→ Set problem
From the listing below, extract every line containing "ديالى".

→ Working data
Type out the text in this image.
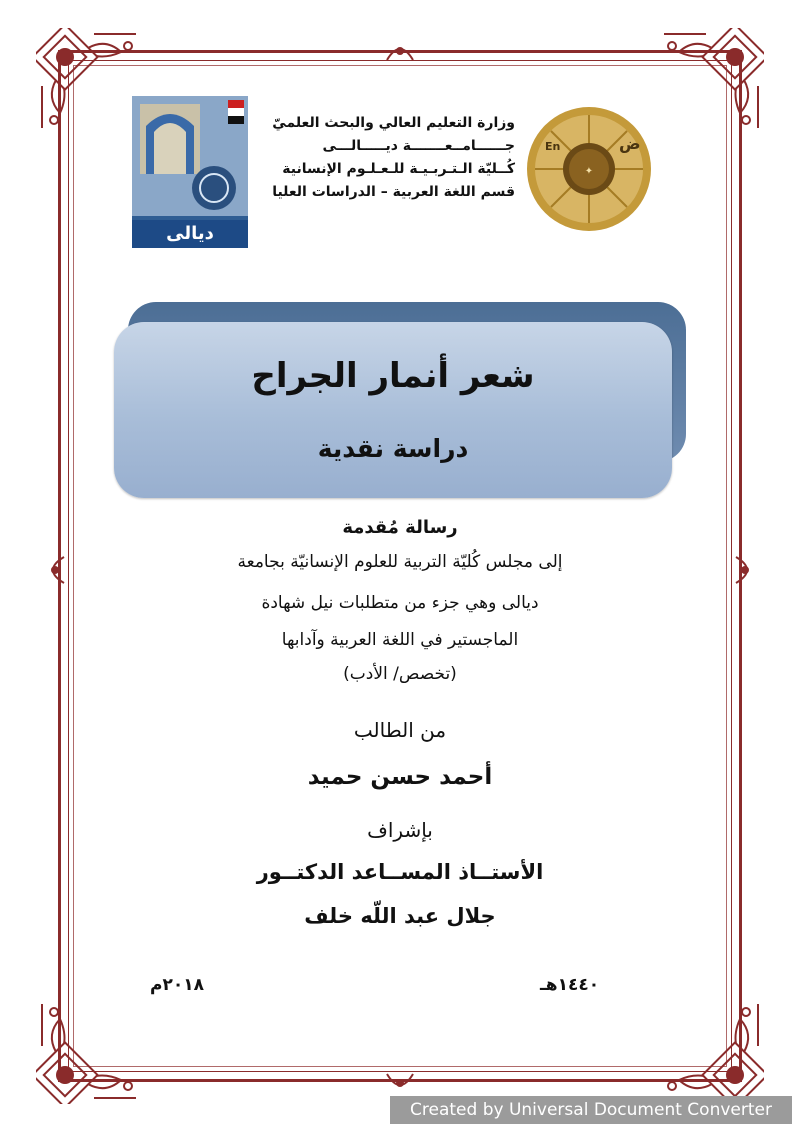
ديالى
وزارة التعليم العالي والبحث العلميّ
جــــــامــعـــــــة ديـــــالـــى
كُــليّة الـتـربـيـة للـعـلـوم الإنسانية
قسم اللغة العربية – الدراسات العليا
✦
En	ض
شعر أنمار الجراح
دراسة نقدية
رسالة مُقدمة
إلى مجلس كُليّة التربية للعلوم الإنسانيّة بجامعة
ديالى وهي جزء من متطلبات نيل شهادة
الماجستير في اللغة العربية وآدابها
(تخصص/ الأدب)
من الطالب
أحمد حسن حميد
بإشراف
الأستــاذ المســاعد الدكتــور
جلال عبد اللّه خلف
٢٠١٨م	١٤٤٠هـ
Created by Universal Document Converter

→ Finished answer
ديالى
ديالى وهي جزء من متطلبات نيل شهادة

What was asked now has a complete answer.